The exercise → Please repeat, word for word, the stretch of the air travel text from "I used to fly" through "control the weather.".

I am on a United flight from Sacramento to Chicago, and our flight was delayed an hour while waiting for plane and crew. I really do not mind delays, as long as I am not connecting anywhere. The only part that gets to me is watching all of the IDIOTS in the terminal. In “Death of Common Courtesy” I may have mentioned air travelers, but today I wanted to be slightly more specific. They are all rude, ignorant, arrogant, IDIOTS. Obviously not all, but the three people I have met traveling that aren’t will no doubt understand me including everyone.

I used to fly a fair amount – read 120 flights a year, almost 700,000 miles in about six and a half years – and I absolutely loved the travel. The only time I would get at all stressed was when I had to listen to people screaming at gate agents because it was raining. I realize gate agents are powerful people, if you are nice to them you can find yourself in first class without knowing why, and if you are grumpy with them you will probably wind up in the back of the plane, last row middle seat, they do not control the weather however!! I will repeat myself, they do not control the weather.

Source material →
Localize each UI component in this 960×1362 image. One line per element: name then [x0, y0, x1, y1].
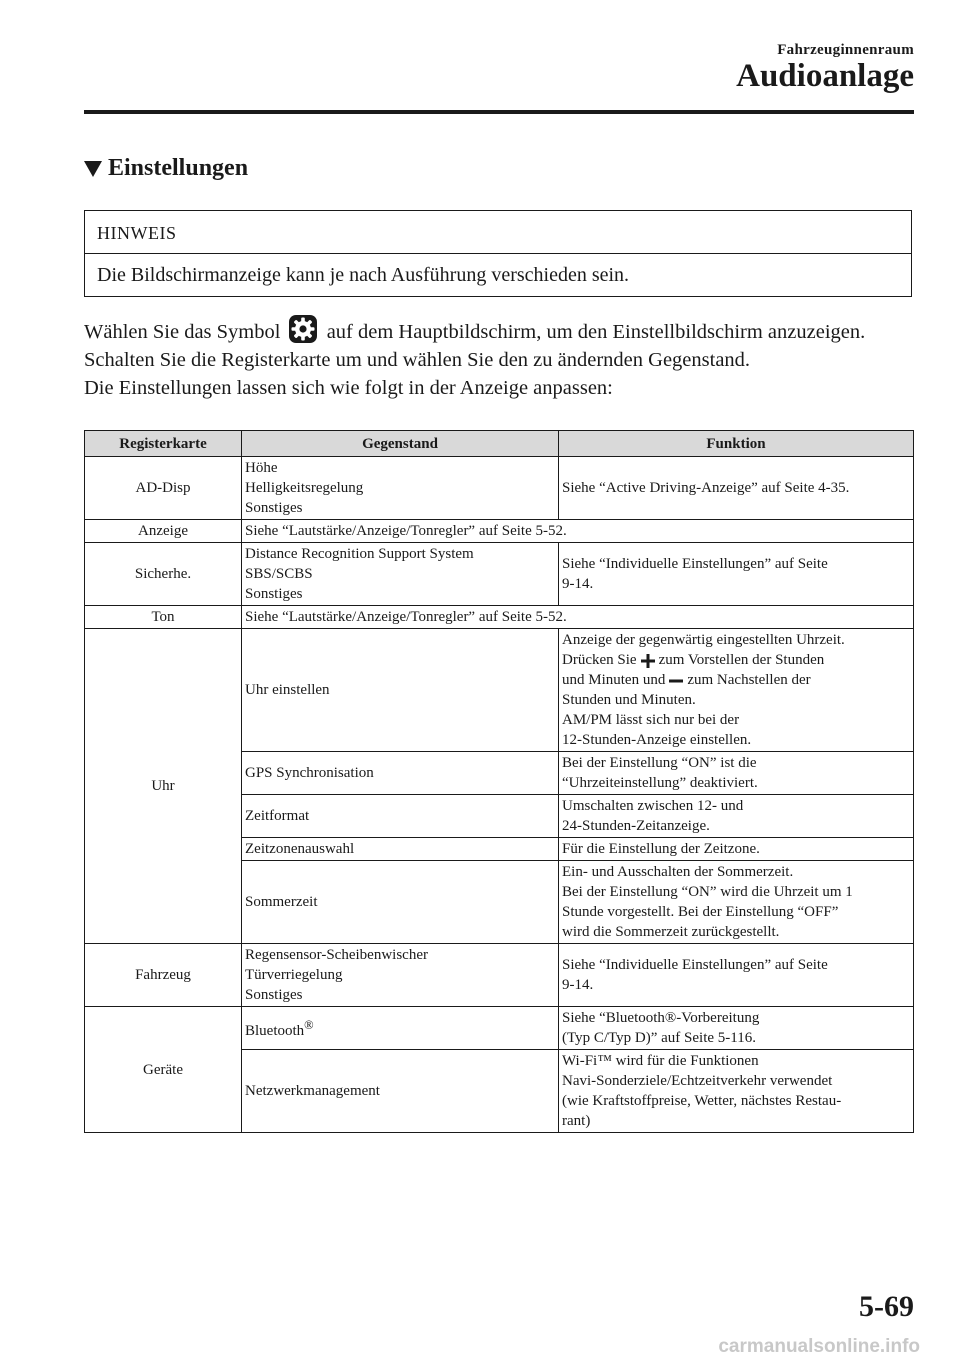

Solution for this task →
I used to fly a fair amount – read 120 flights a year, almost 700,000 miles in about six and a half years – and I absolutely loved the travel. The only time I would get at all stressed was when I had to listen to people screaming at gate agents because it was raining. I realize gate agents are powerful people, if you are nice to them you can find yourself in first class without knowing why, and if you are grumpy with them you will probably wind up in the back of the plane, last row middle seat, they do not control the weather however!! I will repeat myself, they do not control the weather.